--- Brief ---
Go through the data below and copy it exactly, skipping every picture.
--- begin ---
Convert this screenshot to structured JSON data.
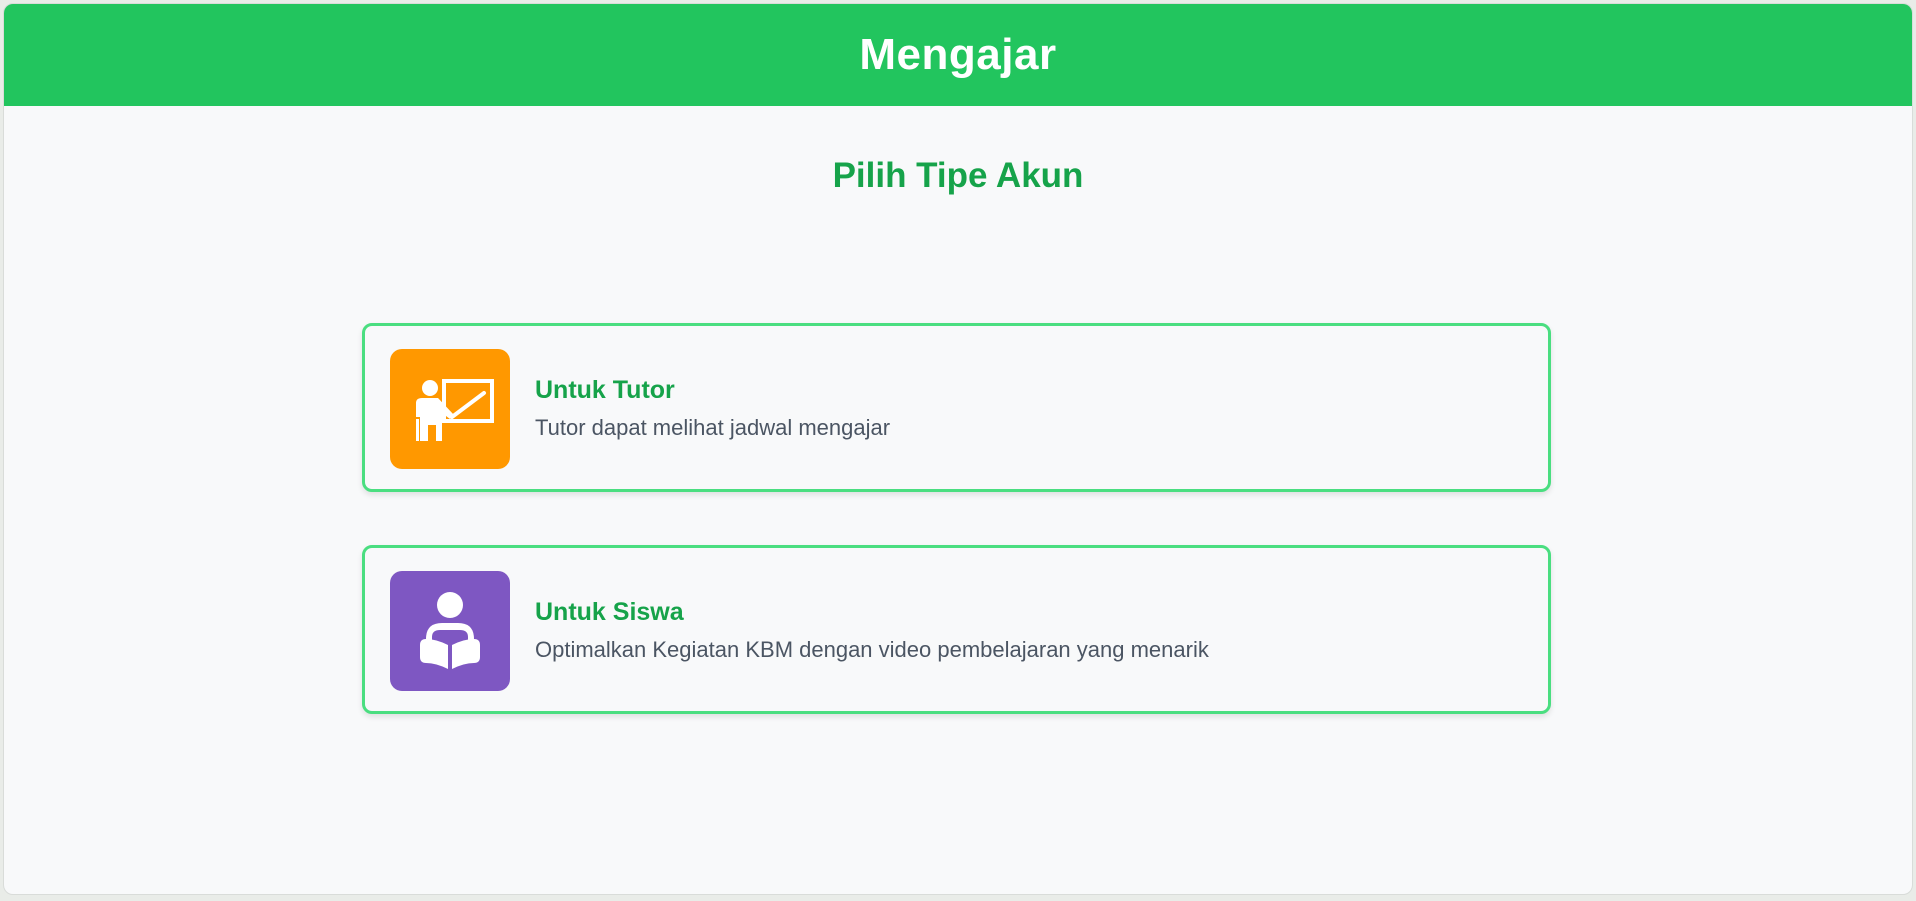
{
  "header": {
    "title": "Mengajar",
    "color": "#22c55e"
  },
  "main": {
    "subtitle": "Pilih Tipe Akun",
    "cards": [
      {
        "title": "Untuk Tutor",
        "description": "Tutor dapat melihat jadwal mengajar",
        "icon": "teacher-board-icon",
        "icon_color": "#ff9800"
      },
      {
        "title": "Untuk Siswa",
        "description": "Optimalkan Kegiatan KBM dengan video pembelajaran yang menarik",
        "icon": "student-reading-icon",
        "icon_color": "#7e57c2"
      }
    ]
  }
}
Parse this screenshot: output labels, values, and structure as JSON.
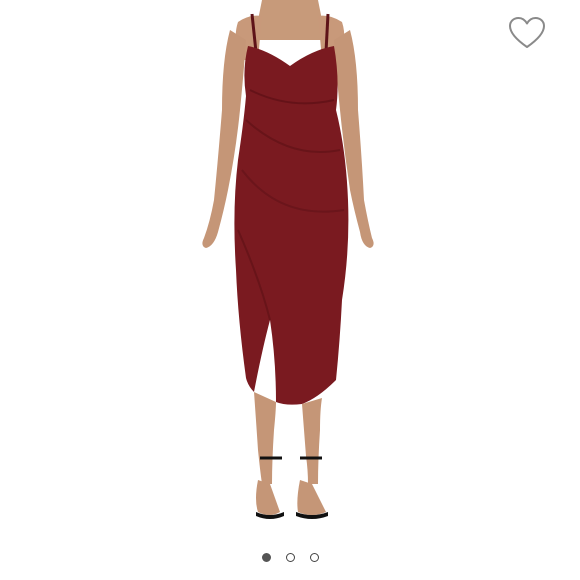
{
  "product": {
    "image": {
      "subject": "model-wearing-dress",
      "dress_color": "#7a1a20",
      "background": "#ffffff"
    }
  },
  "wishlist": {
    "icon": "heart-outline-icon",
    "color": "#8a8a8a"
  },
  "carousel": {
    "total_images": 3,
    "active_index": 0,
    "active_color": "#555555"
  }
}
--- end ---
--- Finished exercise ---
Convert this screenshot to structured JSON data.
{
  "header": {
    "title": "Mengajar",
    "color": "#22c55e"
  },
  "main": {
    "subtitle": "Pilih Tipe Akun",
    "cards": [
      {
        "title": "Untuk Tutor",
        "description": "Tutor dapat melihat jadwal mengajar",
        "icon": "teacher-board-icon",
        "icon_color": "#ff9800"
      },
      {
        "title": "Untuk Siswa",
        "description": "Optimalkan Kegiatan KBM dengan video pembelajaran yang menarik",
        "icon": "student-reading-icon",
        "icon_color": "#7e57c2"
      }
    ]
  }
}
Parse this screenshot: output labels, values, and structure as JSON.
{
  "product": {
    "image": {
      "subject": "model-wearing-dress",
      "dress_color": "#7a1a20",
      "background": "#ffffff"
    }
  },
  "wishlist": {
    "icon": "heart-outline-icon",
    "color": "#8a8a8a"
  },
  "carousel": {
    "total_images": 3,
    "active_index": 0,
    "active_color": "#555555"
  }
}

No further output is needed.